Return each line containing "Commits".
■ ■ ■ ■
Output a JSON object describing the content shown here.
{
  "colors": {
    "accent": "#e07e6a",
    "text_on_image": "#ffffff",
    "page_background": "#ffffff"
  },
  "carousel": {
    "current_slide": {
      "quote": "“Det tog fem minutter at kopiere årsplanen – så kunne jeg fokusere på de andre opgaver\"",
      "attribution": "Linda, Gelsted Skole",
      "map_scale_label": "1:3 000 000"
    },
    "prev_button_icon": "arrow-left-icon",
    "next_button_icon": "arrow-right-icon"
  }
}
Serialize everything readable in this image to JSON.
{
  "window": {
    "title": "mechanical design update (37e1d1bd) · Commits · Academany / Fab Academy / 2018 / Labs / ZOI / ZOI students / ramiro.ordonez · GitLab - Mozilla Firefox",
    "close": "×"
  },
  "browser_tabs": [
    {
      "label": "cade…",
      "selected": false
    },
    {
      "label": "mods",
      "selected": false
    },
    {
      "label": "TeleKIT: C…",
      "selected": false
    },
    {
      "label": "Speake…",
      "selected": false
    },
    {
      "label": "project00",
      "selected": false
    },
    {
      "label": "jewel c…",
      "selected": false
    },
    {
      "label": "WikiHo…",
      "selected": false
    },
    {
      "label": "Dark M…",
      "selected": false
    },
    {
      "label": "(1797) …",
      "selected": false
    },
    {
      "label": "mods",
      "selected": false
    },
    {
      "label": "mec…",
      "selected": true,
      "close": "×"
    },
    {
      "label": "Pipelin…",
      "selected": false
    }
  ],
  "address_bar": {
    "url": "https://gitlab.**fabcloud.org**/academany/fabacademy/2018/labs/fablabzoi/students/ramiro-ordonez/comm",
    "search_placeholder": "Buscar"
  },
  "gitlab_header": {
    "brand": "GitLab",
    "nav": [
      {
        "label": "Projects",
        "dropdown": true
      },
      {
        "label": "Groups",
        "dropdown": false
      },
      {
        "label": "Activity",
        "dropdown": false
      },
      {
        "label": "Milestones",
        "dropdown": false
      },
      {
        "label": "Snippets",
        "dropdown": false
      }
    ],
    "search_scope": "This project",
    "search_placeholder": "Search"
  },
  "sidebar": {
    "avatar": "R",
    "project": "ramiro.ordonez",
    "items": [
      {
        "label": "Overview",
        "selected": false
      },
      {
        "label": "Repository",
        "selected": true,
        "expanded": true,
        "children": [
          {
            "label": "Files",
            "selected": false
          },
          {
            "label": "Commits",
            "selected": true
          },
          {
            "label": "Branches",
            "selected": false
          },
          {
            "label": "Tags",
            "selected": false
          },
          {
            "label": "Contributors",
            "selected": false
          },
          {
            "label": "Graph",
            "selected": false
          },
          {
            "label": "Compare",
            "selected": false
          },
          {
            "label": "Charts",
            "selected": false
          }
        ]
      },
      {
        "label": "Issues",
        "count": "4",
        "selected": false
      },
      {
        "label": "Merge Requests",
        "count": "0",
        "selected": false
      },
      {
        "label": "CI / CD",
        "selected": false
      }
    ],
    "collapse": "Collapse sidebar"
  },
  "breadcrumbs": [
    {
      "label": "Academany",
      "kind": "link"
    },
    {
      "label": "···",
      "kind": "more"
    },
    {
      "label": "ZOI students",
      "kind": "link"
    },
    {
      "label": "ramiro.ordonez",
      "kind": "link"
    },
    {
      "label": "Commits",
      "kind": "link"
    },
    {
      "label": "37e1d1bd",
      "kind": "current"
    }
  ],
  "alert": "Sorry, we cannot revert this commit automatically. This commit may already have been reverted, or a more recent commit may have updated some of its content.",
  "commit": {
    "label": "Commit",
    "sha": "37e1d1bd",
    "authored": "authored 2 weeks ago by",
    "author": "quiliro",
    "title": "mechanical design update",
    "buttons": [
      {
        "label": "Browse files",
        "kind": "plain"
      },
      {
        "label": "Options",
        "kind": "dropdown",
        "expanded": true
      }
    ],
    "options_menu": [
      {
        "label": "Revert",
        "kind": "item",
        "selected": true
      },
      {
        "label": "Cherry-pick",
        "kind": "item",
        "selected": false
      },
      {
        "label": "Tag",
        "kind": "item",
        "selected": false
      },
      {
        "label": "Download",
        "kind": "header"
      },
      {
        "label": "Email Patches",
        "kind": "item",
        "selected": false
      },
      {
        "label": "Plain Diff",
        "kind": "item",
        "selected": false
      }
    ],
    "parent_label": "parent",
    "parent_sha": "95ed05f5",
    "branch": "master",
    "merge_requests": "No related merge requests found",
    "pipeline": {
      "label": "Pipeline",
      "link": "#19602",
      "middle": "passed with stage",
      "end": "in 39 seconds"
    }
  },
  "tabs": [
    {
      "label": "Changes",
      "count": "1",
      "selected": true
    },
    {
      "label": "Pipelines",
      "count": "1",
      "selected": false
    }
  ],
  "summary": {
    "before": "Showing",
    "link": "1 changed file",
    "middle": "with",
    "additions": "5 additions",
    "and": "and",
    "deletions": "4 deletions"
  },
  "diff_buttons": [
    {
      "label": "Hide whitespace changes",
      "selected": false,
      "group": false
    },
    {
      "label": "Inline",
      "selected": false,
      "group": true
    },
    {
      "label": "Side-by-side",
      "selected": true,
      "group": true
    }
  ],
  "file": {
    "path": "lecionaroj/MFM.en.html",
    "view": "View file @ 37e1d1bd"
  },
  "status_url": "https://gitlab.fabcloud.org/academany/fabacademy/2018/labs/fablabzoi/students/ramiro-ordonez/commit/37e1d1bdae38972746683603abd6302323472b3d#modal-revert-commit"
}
■ ■ ■ ■
Result:
    "title": "mechanical design update (37e1d1bd) · Commits · Academany / Fab Academy / 2018 / Labs / ZOI / ZOI students / ramiro.ordonez · GitLab - Mozilla Firefox",
            "label": "Commits",
      "label": "Commits",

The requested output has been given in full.